=== Objective ===
Give every entry again, word for word.
* START Data excerpts *
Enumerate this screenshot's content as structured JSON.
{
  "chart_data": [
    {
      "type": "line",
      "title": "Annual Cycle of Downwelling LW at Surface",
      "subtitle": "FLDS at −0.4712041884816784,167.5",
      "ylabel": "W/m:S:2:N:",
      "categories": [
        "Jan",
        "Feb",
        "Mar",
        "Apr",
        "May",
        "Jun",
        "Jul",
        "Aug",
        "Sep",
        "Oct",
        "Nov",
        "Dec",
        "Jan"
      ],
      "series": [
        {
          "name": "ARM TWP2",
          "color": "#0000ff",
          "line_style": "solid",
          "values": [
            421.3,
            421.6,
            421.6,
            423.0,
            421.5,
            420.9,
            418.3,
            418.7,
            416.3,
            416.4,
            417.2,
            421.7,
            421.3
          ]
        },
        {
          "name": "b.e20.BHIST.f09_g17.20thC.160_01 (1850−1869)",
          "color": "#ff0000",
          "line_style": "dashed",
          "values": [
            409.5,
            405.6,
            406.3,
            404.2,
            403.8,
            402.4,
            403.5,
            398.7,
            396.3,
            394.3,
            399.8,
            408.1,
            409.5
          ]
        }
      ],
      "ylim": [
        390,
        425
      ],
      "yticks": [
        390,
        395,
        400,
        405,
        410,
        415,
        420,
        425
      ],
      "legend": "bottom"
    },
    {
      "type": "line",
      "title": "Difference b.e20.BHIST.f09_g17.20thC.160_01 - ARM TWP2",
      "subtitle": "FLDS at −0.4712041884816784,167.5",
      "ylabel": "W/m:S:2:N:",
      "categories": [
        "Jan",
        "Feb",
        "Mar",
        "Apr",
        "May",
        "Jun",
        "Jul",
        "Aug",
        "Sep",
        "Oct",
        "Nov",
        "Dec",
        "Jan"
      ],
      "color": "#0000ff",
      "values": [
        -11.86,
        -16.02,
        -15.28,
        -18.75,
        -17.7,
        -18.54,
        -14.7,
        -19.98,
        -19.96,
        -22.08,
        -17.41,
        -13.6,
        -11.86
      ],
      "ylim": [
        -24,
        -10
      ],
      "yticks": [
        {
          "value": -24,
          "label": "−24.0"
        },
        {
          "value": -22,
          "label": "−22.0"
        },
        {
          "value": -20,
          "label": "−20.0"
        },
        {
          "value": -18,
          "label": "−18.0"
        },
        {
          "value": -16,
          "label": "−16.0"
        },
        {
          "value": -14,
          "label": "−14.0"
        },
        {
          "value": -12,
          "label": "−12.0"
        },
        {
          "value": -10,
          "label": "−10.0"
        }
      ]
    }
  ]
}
* END Data excerpts *
=== Expected answer ===
Enumerate this screenshot's content as structured JSON.
{
  "chart_data": [
    {
      "type": "line",
      "title": "Annual Cycle of Downwelling LW at Surface",
      "subtitle": "FLDS at −0.4712041884816784,167.5",
      "ylabel": "W/m:S:2:N:",
      "categories": [
        "Jan",
        "Feb",
        "Mar",
        "Apr",
        "May",
        "Jun",
        "Jul",
        "Aug",
        "Sep",
        "Oct",
        "Nov",
        "Dec",
        "Jan"
      ],
      "series": [
        {
          "name": "ARM TWP2",
          "color": "#0000ff",
          "line_style": "solid",
          "values": [
            421.3,
            421.6,
            421.6,
            423.0,
            421.5,
            420.9,
            418.3,
            418.7,
            416.3,
            416.4,
            417.2,
            421.7,
            421.3
          ]
        },
        {
          "name": "b.e20.BHIST.f09_g17.20thC.160_01 (1850−1869)",
          "color": "#ff0000",
          "line_style": "dashed",
          "values": [
            409.5,
            405.6,
            406.3,
            404.2,
            403.8,
            402.4,
            403.5,
            398.7,
            396.3,
            394.3,
            399.8,
            408.1,
            409.5
          ]
        }
      ],
      "ylim": [
        390,
        425
      ],
      "yticks": [
        390,
        395,
        400,
        405,
        410,
        415,
        420,
        425
      ],
      "legend": "bottom"
    },
    {
      "type": "line",
      "title": "Difference b.e20.BHIST.f09_g17.20thC.160_01 - ARM TWP2",
      "subtitle": "FLDS at −0.4712041884816784,167.5",
      "ylabel": "W/m:S:2:N:",
      "categories": [
        "Jan",
        "Feb",
        "Mar",
        "Apr",
        "May",
        "Jun",
        "Jul",
        "Aug",
        "Sep",
        "Oct",
        "Nov",
        "Dec",
        "Jan"
      ],
      "color": "#0000ff",
      "values": [
        -11.86,
        -16.02,
        -15.28,
        -18.75,
        -17.7,
        -18.54,
        -14.7,
        -19.98,
        -19.96,
        -22.08,
        -17.41,
        -13.6,
        -11.86
      ],
      "ylim": [
        -24,
        -10
      ],
      "yticks": [
        {
          "value": -24,
          "label": "−24.0"
        },
        {
          "value": -22,
          "label": "−22.0"
        },
        {
          "value": -20,
          "label": "−20.0"
        },
        {
          "value": -18,
          "label": "−18.0"
        },
        {
          "value": -16,
          "label": "−16.0"
        },
        {
          "value": -14,
          "label": "−14.0"
        },
        {
          "value": -12,
          "label": "−12.0"
        },
        {
          "value": -10,
          "label": "−10.0"
        }
      ]
    }
  ]
}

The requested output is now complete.